TASK REQUIREMENTS >> Lines that contain "himself" are to be counted; give only their number.

INPUT ROWS >>
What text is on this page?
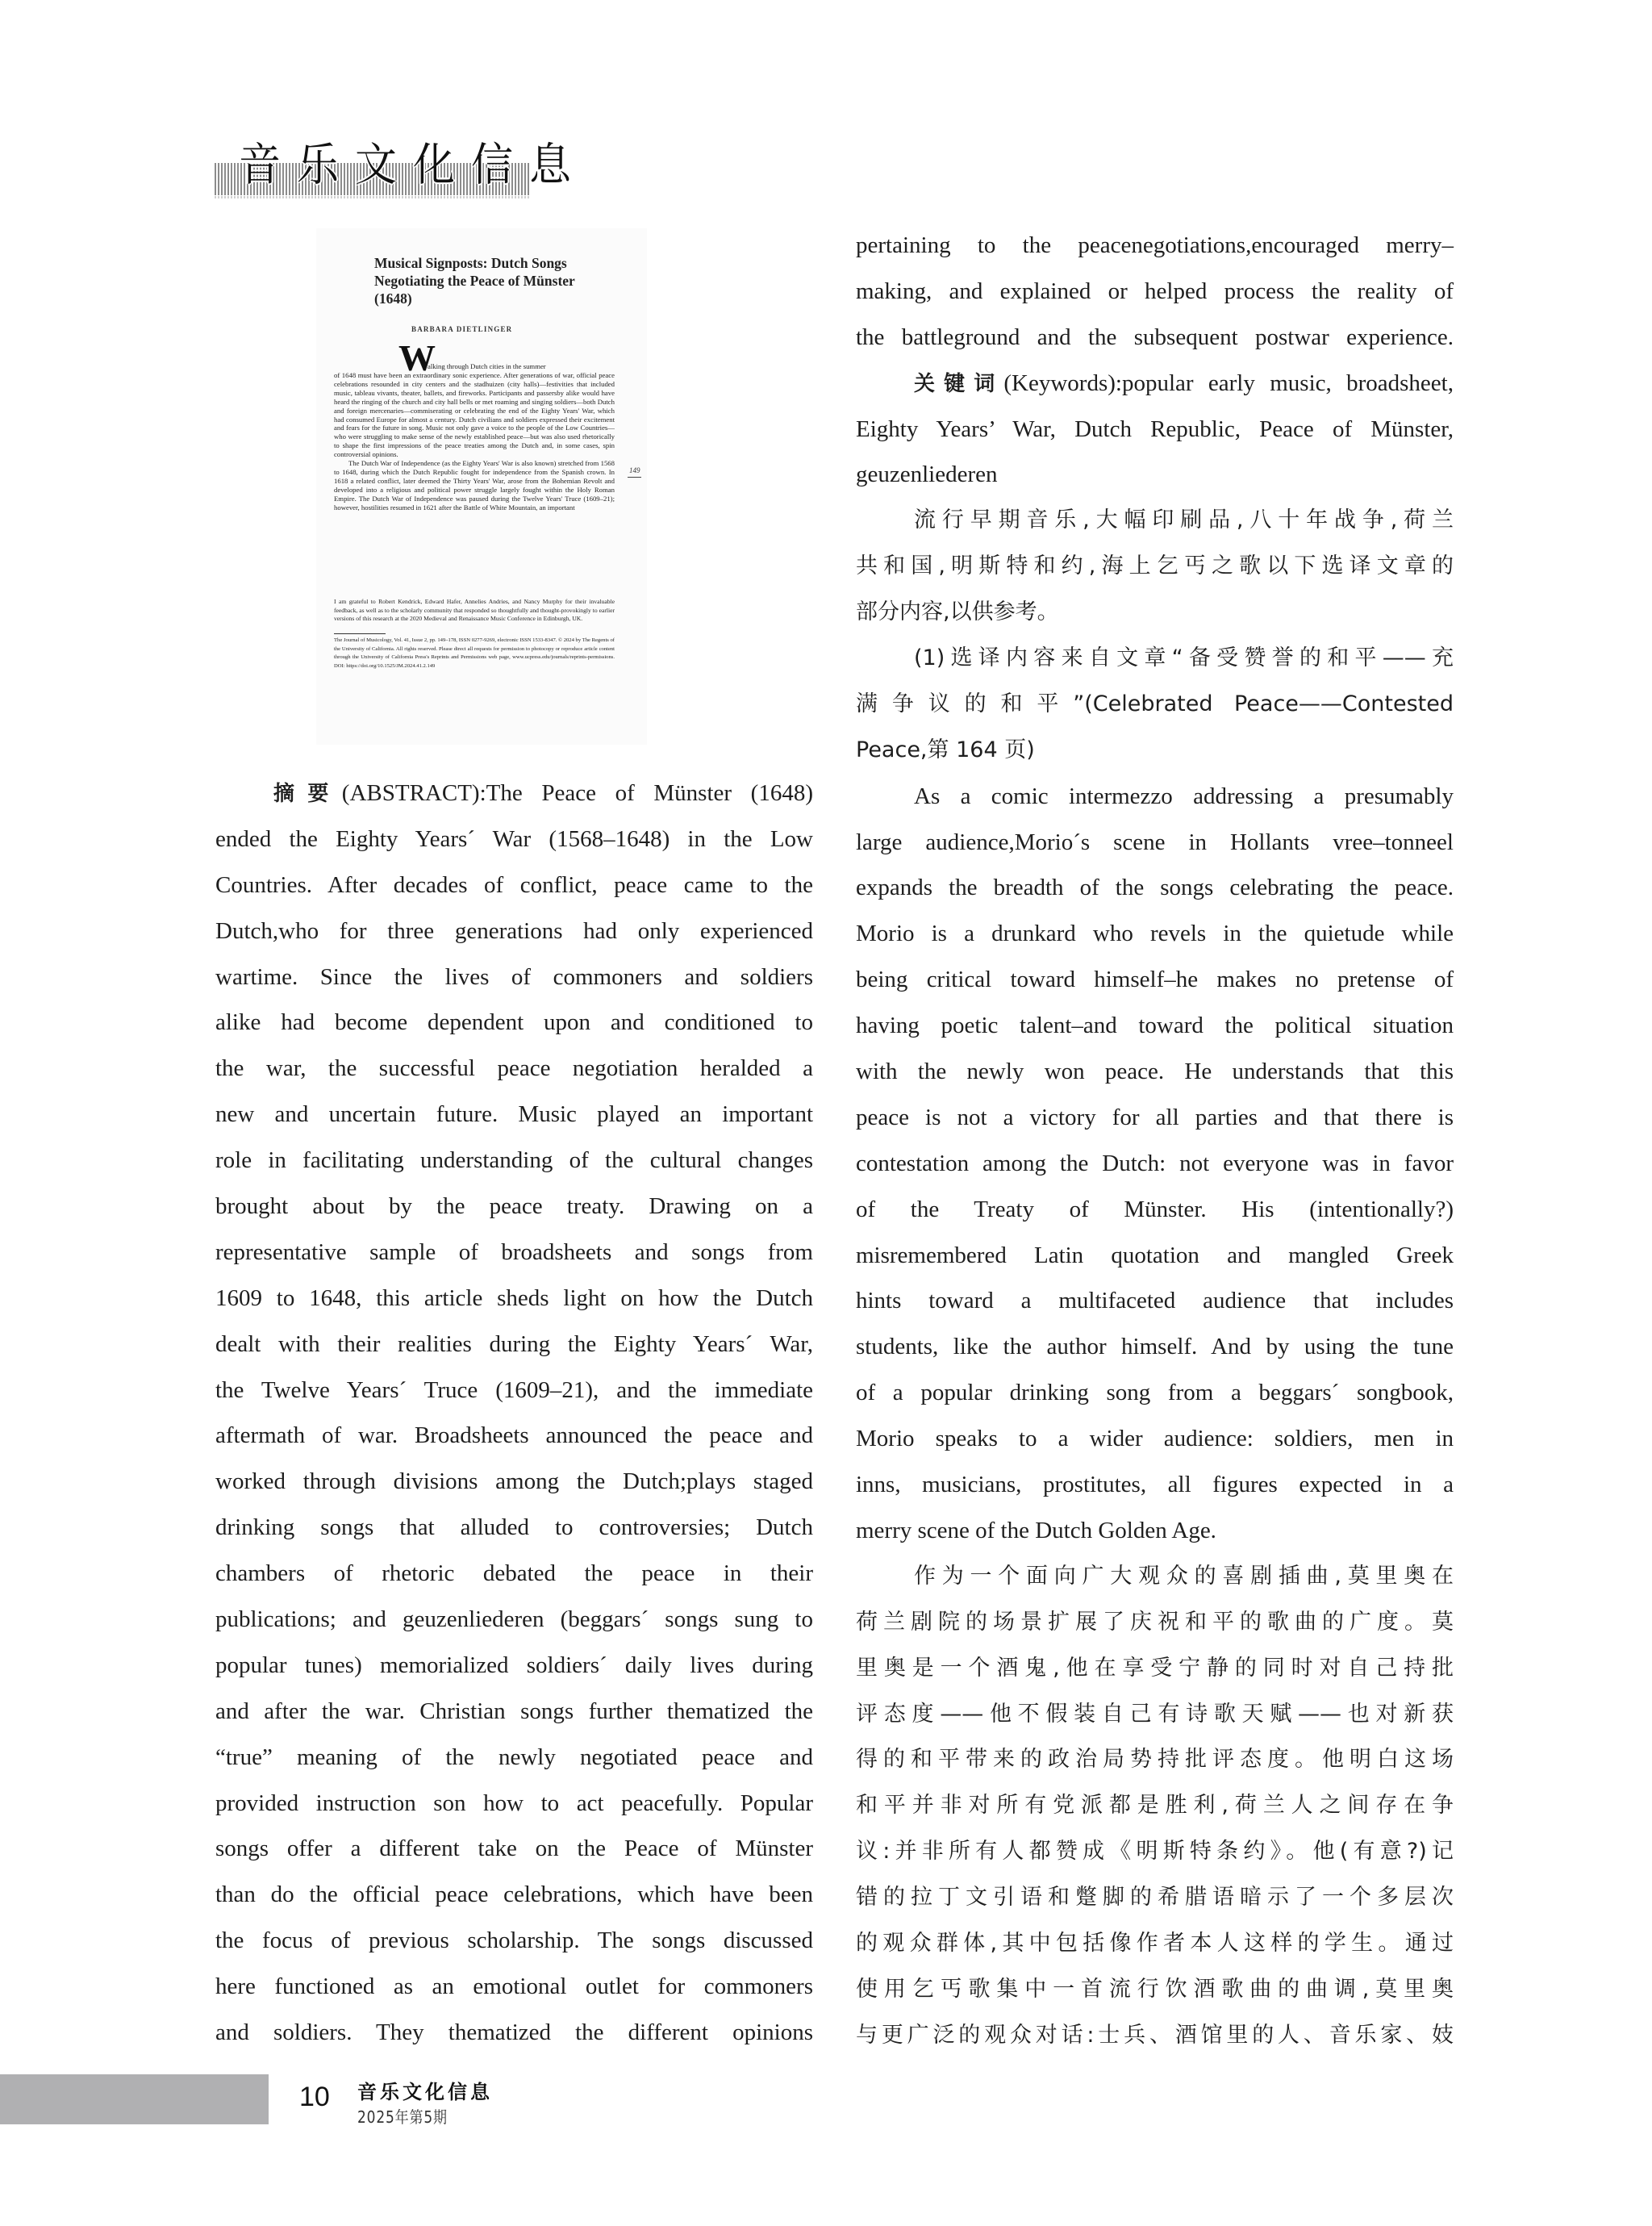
音乐文化信息
Musical Signposts: Dutch Songs Negotiating the Peace of Münster (1648)
BARBARA DIETLINGER
W
alking through Dutch cities in the summer

of 1648 must have been an extraordinary sonic experience. After generations of war, official peace celebrations resounded in city centers and the stadhuizen (city halls)—festivities that included music, tableau vivants, theater, ballets, and fireworks. Participants and passersby alike would have heard the ringing of the church and city hall bells or met roaming and singing soldiers—both Dutch and foreign mercenaries—commiserating or celebrating the end of the Eighty Years' War, which had consumed Europe for almost a century. Dutch civilians and soldiers expressed their excitement and fears for the future in song. Music not only gave a voice to the people of the Low Countries—who were struggling to make sense of the newly established peace—but was also used rhetorically to shape the first impressions of the peace treaties among the Dutch and, in some cases, spin controversial opinions.

The Dutch War of Independence (as the Eighty Years' War is also known) stretched from 1568 to 1648, during which the Dutch Republic fought for independence from the Spanish crown. In 1618 a related conflict, later deemed the Thirty Years' War, arose from the Bohemian Revolt and developed into a religious and political power struggle largely fought within the Holy Roman Empire. The Dutch War of Independence was paused during the Twelve Years' Truce (1609–21); however, hostilities resumed in 1621 after the Battle of White Mountain, an important

149
I am grateful to Robert Kendrick, Edward Hafer, Annelies Andries, and Nancy Murphy for their invaluable feedback, as well as to the scholarly community that responded so thoughtfully and thought-provokingly to earlier versions of this research at the 2020 Medieval and Renaissance Music Conference in Edinburgh, UK.
The Journal of Musicology, Vol. 41, Issue 2, pp. 149–178, ISSN 0277-9269, electronic ISSN 1533-8347. © 2024 by The Regents of the University of California. All rights reserved. Please direct all requests for permission to photocopy or reproduce article content through the University of California Press's Reprints and Permissions web page, www.ucpress.edu/journals/reprints-permissions. DOI: https://doi.org/10.1525/JM.2024.41.2.149
摘要(ABSTRACT):The Peace of Münster (1648)
ended the Eighty Years´ War (1568–1648) in the Low
Countries. After decades of conflict, peace came to the
Dutch,who for three generations had only experienced
wartime. Since the lives of commoners and soldiers
alike had become dependent upon and conditioned to
the war, the successful peace negotiation heralded a
new and uncertain future. Music played an important
role in facilitating understanding of the cultural changes
brought about by the peace treaty. Drawing on a
representative sample of broadsheets and songs from
1609 to 1648, this article sheds light on how the Dutch
dealt with their realities during the Eighty Years´ War,
the Twelve Years´ Truce (1609–21), and the immediate
aftermath of war. Broadsheets announced the peace and
worked through divisions among the Dutch;plays staged
drinking songs that alluded to controversies; Dutch
chambers of rhetoric debated the peace in their
publications; and geuzenliederen (beggars´ songs sung to
popular tunes) memorialized soldiers´ daily lives during
and after the war. Christian songs further thematized the
“true” meaning of the newly negotiated peace and
provided instruction son how to act peacefully. Popular
songs offer a different take on the Peace of Münster
than do the official peace celebrations, which have been
the focus of previous scholarship. The songs discussed
here functioned as an emotional outlet for commoners
and soldiers. They thematized the different opinions
pertaining to the peacenegotiations,encouraged merry–
making, and explained or helped process the reality of
the battleground and the subsequent postwar experience.
关键词(Keywords):popular early music, broadsheet,
Eighty Years’ War, Dutch Republic, Peace of Münster,
geuzenliederen
流行早期音乐,大幅印刷品,八十年战争,荷兰
共和国,明斯特和约,海上乞丐之歌以下选译文章的
部分内容,以供参考。
(1)选译内容来自文章“备受赞誉的和平——充
满争议的和平”(Celebrated Peace——Contested
Peace,第 164 页)
As a comic intermezzo addressing a presumably
large audience,Morio´s scene in Hollants vree–tonneel
expands the breadth of the songs celebrating the peace.
Morio is a drunkard who revels in the quietude while
being critical toward himself–he makes no pretense of
having poetic talent–and toward the political situation
with the newly won peace. He understands that this
peace is not a victory for all parties and that there is
contestation among the Dutch: not everyone was in favor
of the Treaty of Münster. His (intentionally?)
misremembered Latin quotation and mangled Greek
hints toward a multifaceted audience that includes
students, like the author himself. And by using the tune
of a popular drinking song from a beggars´ songbook,
Morio speaks to a wider audience: soldiers, men in
inns, musicians, prostitutes, all figures expected in a
merry scene of the Dutch Golden Age.
作为一个面向广大观众的喜剧插曲,莫里奥在
荷兰剧院的场景扩展了庆祝和平的歌曲的广度。莫
里奥是一个酒鬼,他在享受宁静的同时对自己持批
评态度——他不假装自己有诗歌天赋——也对新获
得的和平带来的政治局势持批评态度。他明白这场
和平并非对所有党派都是胜利,荷兰人之间存在争
议:并非所有人都赞成《明斯特条约》。他(有意?)记
错的拉丁文引语和蹩脚的希腊语暗示了一个多层次
的观众群体,其中包括像作者本人这样的学生。通过
使用乞丐歌集中一首流行饮酒歌曲的曲调,莫里奥
与更广泛的观众对话:士兵、酒馆里的人、音乐家、妓
10 音乐文化信息
2025年第5期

EXERCISE RESPONSE >> 2